Do this
Which lines in the items contain the string "dskBoy"? Copy each of those lines in full, matching case exactly.

* begin Data extract *

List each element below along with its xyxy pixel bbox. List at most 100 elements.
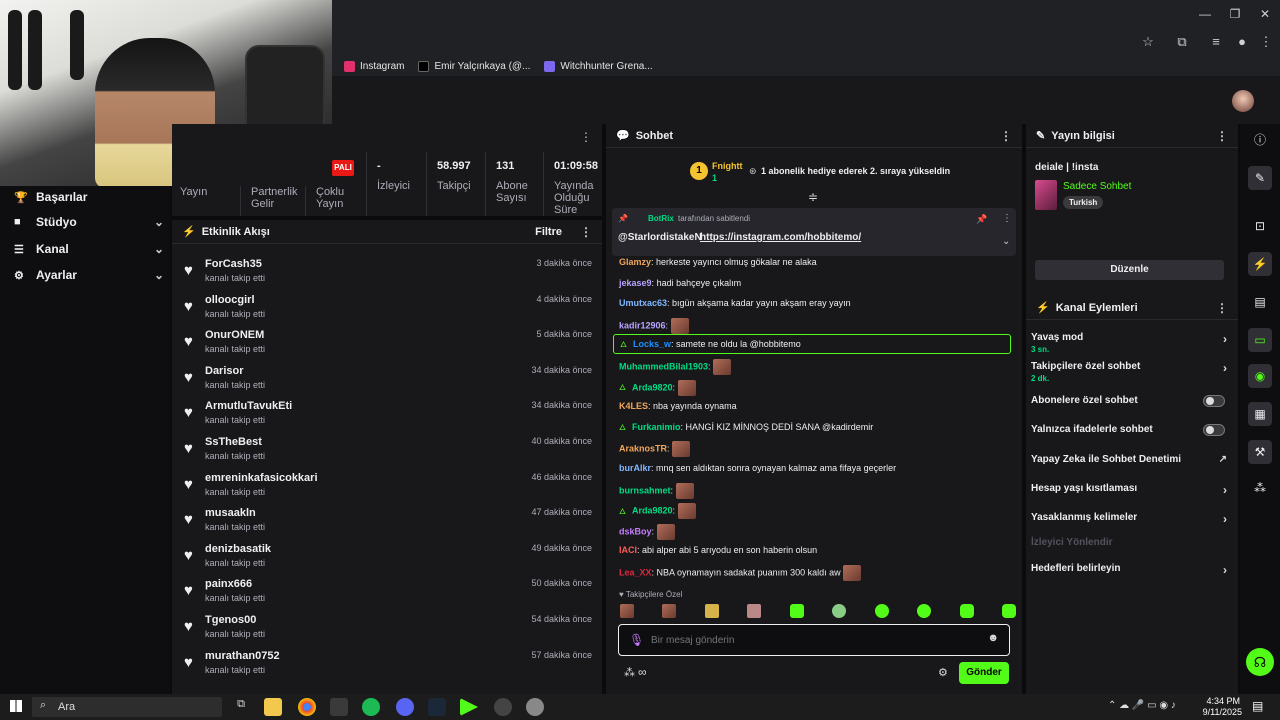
emote-button[interactable] bbox=[789, 604, 804, 618]
bookmark-star-icon[interactable]: ☆ bbox=[1140, 34, 1156, 50]
chat-message-input[interactable] bbox=[651, 631, 971, 649]
chrome-icon[interactable] bbox=[298, 698, 316, 716]
channel-action-item[interactable]: Hedefleri belirleyin › bbox=[1031, 563, 1231, 577]
chat-message[interactable]: burnsahmet: bbox=[619, 482, 694, 499]
chat-username[interactable]: kadir12906 bbox=[619, 320, 666, 330]
bookmark-x[interactable]: Emir Yalçınkaya (@... bbox=[418, 60, 530, 72]
chat-emote[interactable] bbox=[670, 317, 689, 334]
steam-icon[interactable] bbox=[428, 698, 446, 716]
notification-icon[interactable]: ▤ bbox=[1252, 699, 1263, 713]
activity-username[interactable]: ForCash35 bbox=[205, 258, 262, 270]
chat-username[interactable]: IACI bbox=[619, 545, 637, 555]
chat-username[interactable]: Umutxac63 bbox=[619, 298, 667, 308]
chat-message[interactable]: 🜂 Locks_w: samete ne oldu la @hobbitemo bbox=[613, 334, 1011, 355]
chat-settings-icon[interactable]: ⚙ bbox=[938, 666, 948, 679]
bookmark-instagram[interactable]: Instagram bbox=[344, 60, 404, 72]
stat-subscribers[interactable]: 131 Abone Sayısı bbox=[485, 152, 543, 216]
chat-message[interactable]: 🜂 Furkanimio: HANGİ KIZ MİNNOŞ DEDİ SANA … bbox=[619, 421, 873, 434]
unpin-icon[interactable]: 📌 bbox=[976, 214, 987, 225]
media-controls-icon[interactable]: ≡ bbox=[1208, 34, 1224, 50]
spotify-icon[interactable] bbox=[362, 698, 380, 716]
activity-row[interactable]: ♥ OnurONEM kanalı takip etti 5 dakika önce bbox=[172, 325, 602, 361]
task-view-icon[interactable]: ⧉ bbox=[232, 698, 250, 716]
channel-action-item[interactable]: Yasaklanmış kelimeler › bbox=[1031, 512, 1231, 526]
stat-partner-revenue[interactable]: Partnerlik Gelir bbox=[240, 186, 305, 216]
chat-message[interactable]: Lea_XX: NBA oynamayın sadakat puanım 300… bbox=[619, 565, 862, 581]
channel-action-item[interactable]: Takipçilere özel sohbet 2 dk. › bbox=[1031, 361, 1231, 383]
activity-row[interactable]: ♥ olloocgirl kanalı takip etti 4 dakika önc… bbox=[172, 290, 602, 326]
pinned-by-user[interactable]: BotRix bbox=[648, 214, 674, 223]
xbox-icon[interactable] bbox=[330, 698, 348, 716]
taskbar-search[interactable]: ⌕ Ara bbox=[32, 697, 222, 717]
chat-emote[interactable] bbox=[677, 503, 696, 520]
send-button[interactable]: Gönder bbox=[959, 662, 1009, 684]
chat-message[interactable]: burAlkr: mnq sen aldıktan sonra oynayan … bbox=[619, 462, 896, 474]
windows-start-icon[interactable] bbox=[10, 700, 22, 712]
chat-message[interactable]: 🜂 Arda9820: bbox=[619, 379, 696, 396]
toggle-switch[interactable] bbox=[1203, 395, 1225, 407]
chat-emote[interactable] bbox=[677, 379, 696, 396]
address-bar[interactable] bbox=[330, 30, 1280, 54]
chat-username[interactable]: dskBoy bbox=[619, 526, 652, 536]
chat-icon[interactable]: ▭ bbox=[1248, 328, 1272, 352]
stream-info-menu-icon[interactable]: ⋮ bbox=[1216, 129, 1228, 143]
external-link-icon[interactable]: ↗ bbox=[1219, 454, 1227, 465]
extensions-icon[interactable]: ⧉ bbox=[1174, 34, 1190, 50]
toggle-switch[interactable] bbox=[1203, 424, 1225, 436]
nav-item-studio[interactable]: ■ Stüdyo ⌄ bbox=[14, 213, 164, 231]
file-explorer-icon[interactable] bbox=[264, 698, 282, 716]
chat-message[interactable]: AraknosTR: bbox=[619, 441, 691, 458]
stat-viewers[interactable]: - İzleyici bbox=[366, 152, 426, 216]
chat-username[interactable]: burnsahmet bbox=[619, 485, 671, 495]
browser-menu-icon[interactable]: ⋮ bbox=[1258, 34, 1274, 50]
activity-username[interactable]: OnurONEM bbox=[205, 329, 264, 341]
chat-emote[interactable] bbox=[672, 441, 691, 458]
chat-username[interactable]: K4LES bbox=[619, 401, 648, 411]
broadcast-icon[interactable]: ◉ bbox=[1248, 364, 1272, 388]
activity-username[interactable]: Darisor bbox=[205, 365, 244, 377]
restore-button[interactable]: ❐ bbox=[1220, 4, 1250, 24]
chat-message[interactable]: dskBoy: bbox=[619, 523, 675, 540]
chat-message[interactable]: K4LES: nba yayında oynama bbox=[619, 400, 737, 412]
discord-icon[interactable] bbox=[396, 698, 414, 716]
user-avatar[interactable] bbox=[1232, 90, 1254, 112]
nav-item-settings[interactable]: ⚙ Ayarlar ⌄ bbox=[14, 266, 164, 284]
stat-followers[interactable]: 58.997 Takipçi bbox=[426, 152, 486, 216]
activity-username[interactable]: SsTheBest bbox=[205, 436, 262, 448]
emote-button[interactable] bbox=[662, 604, 677, 618]
activity-row[interactable]: ♥ ForCash35 kanalı takip etti 3 dakika önce bbox=[172, 254, 602, 290]
document-icon[interactable]: ▤ bbox=[1248, 290, 1272, 314]
stats-menu-icon[interactable]: ⋮ bbox=[580, 130, 592, 144]
chat-username[interactable]: Arda9820 bbox=[632, 506, 673, 516]
activity-menu-icon[interactable]: ⋮ bbox=[580, 225, 592, 239]
chevron-right-icon[interactable]: › bbox=[1223, 332, 1227, 346]
chat-message[interactable]: Umutxac63: bıgün akşama kadar yayın akşa… bbox=[619, 297, 851, 309]
chevron-right-icon[interactable]: › bbox=[1223, 483, 1227, 497]
activity-row[interactable]: ♥ Darisor kanalı takip etti 34 dakika önce bbox=[172, 361, 602, 397]
activity-row[interactable]: ♥ Tgenos00 kanalı takip etti 54 dakika önce bbox=[172, 610, 602, 646]
chat-message[interactable]: MuhammedBilal1903: bbox=[619, 359, 732, 375]
activity-username[interactable]: ArmutluTavukEti bbox=[205, 400, 292, 412]
emote-button[interactable] bbox=[620, 604, 634, 618]
activity-username[interactable]: murathan0752 bbox=[205, 650, 280, 662]
pinned-menu-icon[interactable]: ⋮ bbox=[1002, 213, 1012, 224]
chat-message[interactable]: 🜂 Arda9820: bbox=[619, 503, 696, 520]
profile-icon[interactable]: ● bbox=[1234, 34, 1250, 50]
activity-row[interactable]: ♥ emreninkafasicokkari kanalı takip etti 46… bbox=[172, 468, 602, 504]
chat-username[interactable]: Lea_XX bbox=[619, 567, 652, 577]
chat-username[interactable]: Furkanimio bbox=[632, 422, 681, 432]
chat-username[interactable]: Glamzy bbox=[619, 257, 651, 267]
stream-category[interactable]: Sadece Sohbet bbox=[1063, 181, 1131, 192]
stat-multistream[interactable]: Çoklu Yayın bbox=[305, 186, 365, 216]
emoji-icon[interactable]: ☻ bbox=[987, 632, 999, 644]
activity-username[interactable]: olloocgirl bbox=[205, 294, 255, 306]
chat-emote[interactable] bbox=[713, 359, 732, 375]
chat-emote[interactable] bbox=[675, 482, 694, 499]
target-icon[interactable]: ⊡ bbox=[1248, 214, 1272, 238]
emote-button[interactable] bbox=[874, 604, 889, 618]
chevron-right-icon[interactable]: › bbox=[1223, 361, 1227, 375]
channel-actions-menu-icon[interactable]: ⋮ bbox=[1216, 301, 1228, 315]
chat-username[interactable]: AraknosTR bbox=[619, 444, 667, 454]
stat-uptime[interactable]: 01:09:58 Yayında Olduğu Süre bbox=[543, 152, 602, 216]
chat-message[interactable]: IACI: abi alper abi 5 arıyodu en son hab… bbox=[619, 544, 817, 556]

* end Data extract *

Completed task
chat-username[interactable]: dskBoy bbox=[619, 526, 652, 536]
chat-message[interactable]: dskBoy: bbox=[619, 523, 675, 540]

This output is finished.